• Short task: Output the material word for word. Leave each picture out.
===
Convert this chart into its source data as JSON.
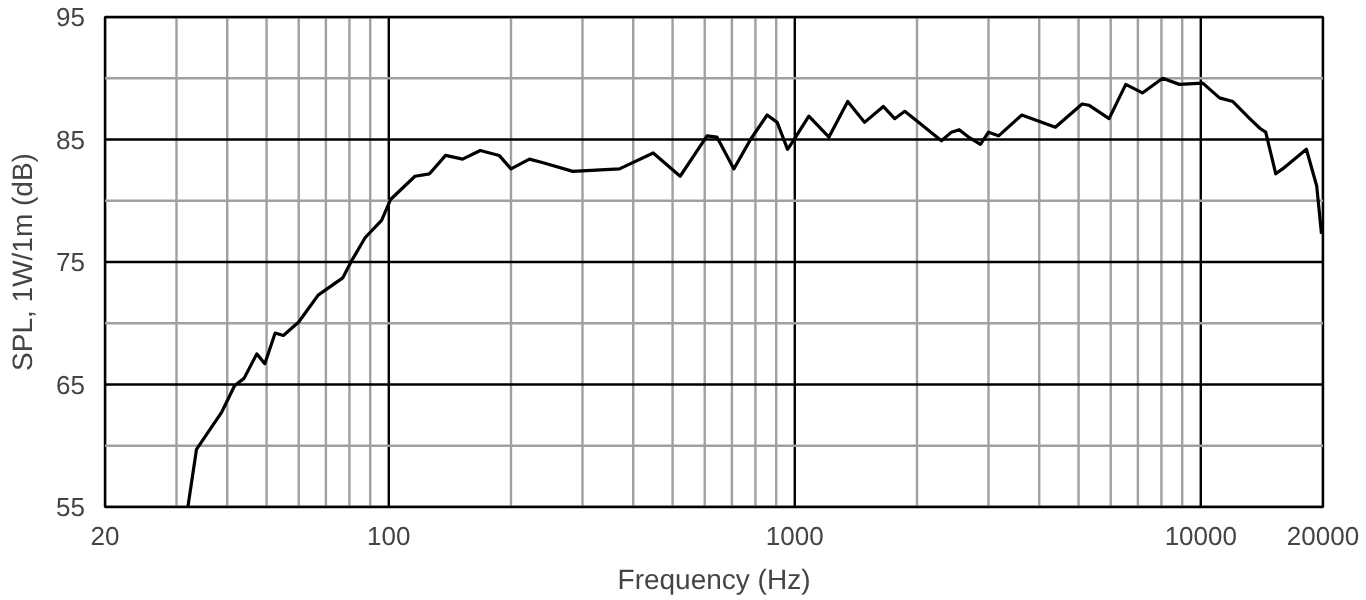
{
  "chart_data": {
    "type": "line",
    "xlabel": "Frequency (Hz)",
    "ylabel": "SPL, 1W/1m (dB)",
    "log": "x",
    "grid": true,
    "marker": "none",
    "line_style": "solid",
    "xlim": [
      20,
      20000
    ],
    "ylim": [
      55,
      95
    ],
    "xticks": [
      20,
      {
        "value": 30,
        "label": null
      },
      {
        "value": 40,
        "label": null
      },
      {
        "value": 50,
        "label": null
      },
      {
        "value": 60,
        "label": null
      },
      {
        "value": 70,
        "label": null
      },
      {
        "value": 80,
        "label": null
      },
      {
        "value": 90,
        "label": null
      },
      100,
      {
        "value": 200,
        "label": null
      },
      {
        "value": 300,
        "label": null
      },
      {
        "value": 400,
        "label": null
      },
      {
        "value": 500,
        "label": null
      },
      {
        "value": 600,
        "label": null
      },
      {
        "value": 700,
        "label": null
      },
      {
        "value": 800,
        "label": null
      },
      {
        "value": 900,
        "label": null
      },
      1000,
      {
        "value": 2000,
        "label": null
      },
      {
        "value": 3000,
        "label": null
      },
      {
        "value": 4000,
        "label": null
      },
      {
        "value": 5000,
        "label": null
      },
      {
        "value": 6000,
        "label": null
      },
      {
        "value": 7000,
        "label": null
      },
      {
        "value": 8000,
        "label": null
      },
      {
        "value": 9000,
        "label": null
      },
      10000,
      20000
    ],
    "yticks": [
      55,
      {
        "value": 60,
        "label": null
      },
      65,
      {
        "value": 70,
        "label": null
      },
      75,
      {
        "value": 80,
        "label": null
      },
      85,
      {
        "value": 90,
        "label": null
      },
      95
    ],
    "series": [
      {
        "color": "#000000",
        "x": [
          32,
          33.6,
          38.7,
          41.7,
          44,
          47.3,
          49.5,
          52.5,
          55,
          60,
          67,
          77,
          81,
          87.5,
          96,
          101,
          116,
          126,
          138,
          152,
          168,
          187,
          200,
          222,
          240,
          284,
          370,
          448,
          522,
          608,
          643,
          708,
          778,
          855,
          905,
          960,
          996,
          1083,
          1214,
          1350,
          1485,
          1652,
          1762,
          1866,
          2053,
          2297,
          2432,
          2540,
          2679,
          2866,
          3001,
          3177,
          3624,
          4383,
          5102,
          5300,
          5945,
          6535,
          7180,
          8055,
          8858,
          10115,
          11120,
          12000,
          13200,
          14000,
          14450,
          15300,
          15900,
          18200,
          19300,
          19830
        ],
        "values": [
          55,
          59.7,
          62.7,
          64.9,
          65.5,
          67.5,
          66.7,
          69.2,
          69,
          70.1,
          72.3,
          73.7,
          75.1,
          77,
          78.4,
          80.1,
          82,
          82.2,
          83.7,
          83.4,
          84.1,
          83.7,
          82.6,
          83.4,
          83.1,
          82.4,
          82.6,
          83.9,
          82,
          85.3,
          85.2,
          82.6,
          85,
          87,
          86.4,
          84.2,
          85,
          86.9,
          85.2,
          88.1,
          86.4,
          87.7,
          86.7,
          87.3,
          86.2,
          84.9,
          85.6,
          85.8,
          85.2,
          84.6,
          85.6,
          85.3,
          87,
          86,
          87.9,
          87.8,
          86.7,
          89.5,
          88.8,
          90,
          89.5,
          89.6,
          88.4,
          88.1,
          86.7,
          85.9,
          85.6,
          82.2,
          82.6,
          84.2,
          81.2,
          77.3
        ]
      }
    ]
  }
}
===
• Expected answer:
Convert this chart into its source data as JSON.
{
  "chart_data": {
    "type": "line",
    "xlabel": "Frequency (Hz)",
    "ylabel": "SPL, 1W/1m (dB)",
    "log": "x",
    "grid": true,
    "marker": "none",
    "line_style": "solid",
    "xlim": [
      20,
      20000
    ],
    "ylim": [
      55,
      95
    ],
    "xticks": [
      20,
      {
        "value": 30,
        "label": null
      },
      {
        "value": 40,
        "label": null
      },
      {
        "value": 50,
        "label": null
      },
      {
        "value": 60,
        "label": null
      },
      {
        "value": 70,
        "label": null
      },
      {
        "value": 80,
        "label": null
      },
      {
        "value": 90,
        "label": null
      },
      100,
      {
        "value": 200,
        "label": null
      },
      {
        "value": 300,
        "label": null
      },
      {
        "value": 400,
        "label": null
      },
      {
        "value": 500,
        "label": null
      },
      {
        "value": 600,
        "label": null
      },
      {
        "value": 700,
        "label": null
      },
      {
        "value": 800,
        "label": null
      },
      {
        "value": 900,
        "label": null
      },
      1000,
      {
        "value": 2000,
        "label": null
      },
      {
        "value": 3000,
        "label": null
      },
      {
        "value": 4000,
        "label": null
      },
      {
        "value": 5000,
        "label": null
      },
      {
        "value": 6000,
        "label": null
      },
      {
        "value": 7000,
        "label": null
      },
      {
        "value": 8000,
        "label": null
      },
      {
        "value": 9000,
        "label": null
      },
      10000,
      20000
    ],
    "yticks": [
      55,
      {
        "value": 60,
        "label": null
      },
      65,
      {
        "value": 70,
        "label": null
      },
      75,
      {
        "value": 80,
        "label": null
      },
      85,
      {
        "value": 90,
        "label": null
      },
      95
    ],
    "series": [
      {
        "color": "#000000",
        "x": [
          32,
          33.6,
          38.7,
          41.7,
          44,
          47.3,
          49.5,
          52.5,
          55,
          60,
          67,
          77,
          81,
          87.5,
          96,
          101,
          116,
          126,
          138,
          152,
          168,
          187,
          200,
          222,
          240,
          284,
          370,
          448,
          522,
          608,
          643,
          708,
          778,
          855,
          905,
          960,
          996,
          1083,
          1214,
          1350,
          1485,
          1652,
          1762,
          1866,
          2053,
          2297,
          2432,
          2540,
          2679,
          2866,
          3001,
          3177,
          3624,
          4383,
          5102,
          5300,
          5945,
          6535,
          7180,
          8055,
          8858,
          10115,
          11120,
          12000,
          13200,
          14000,
          14450,
          15300,
          15900,
          18200,
          19300,
          19830
        ],
        "values": [
          55,
          59.7,
          62.7,
          64.9,
          65.5,
          67.5,
          66.7,
          69.2,
          69,
          70.1,
          72.3,
          73.7,
          75.1,
          77,
          78.4,
          80.1,
          82,
          82.2,
          83.7,
          83.4,
          84.1,
          83.7,
          82.6,
          83.4,
          83.1,
          82.4,
          82.6,
          83.9,
          82,
          85.3,
          85.2,
          82.6,
          85,
          87,
          86.4,
          84.2,
          85,
          86.9,
          85.2,
          88.1,
          86.4,
          87.7,
          86.7,
          87.3,
          86.2,
          84.9,
          85.6,
          85.8,
          85.2,
          84.6,
          85.6,
          85.3,
          87,
          86,
          87.9,
          87.8,
          86.7,
          89.5,
          88.8,
          90,
          89.5,
          89.6,
          88.4,
          88.1,
          86.7,
          85.9,
          85.6,
          82.2,
          82.6,
          84.2,
          81.2,
          77.3
        ]
      }
    ]
  }
}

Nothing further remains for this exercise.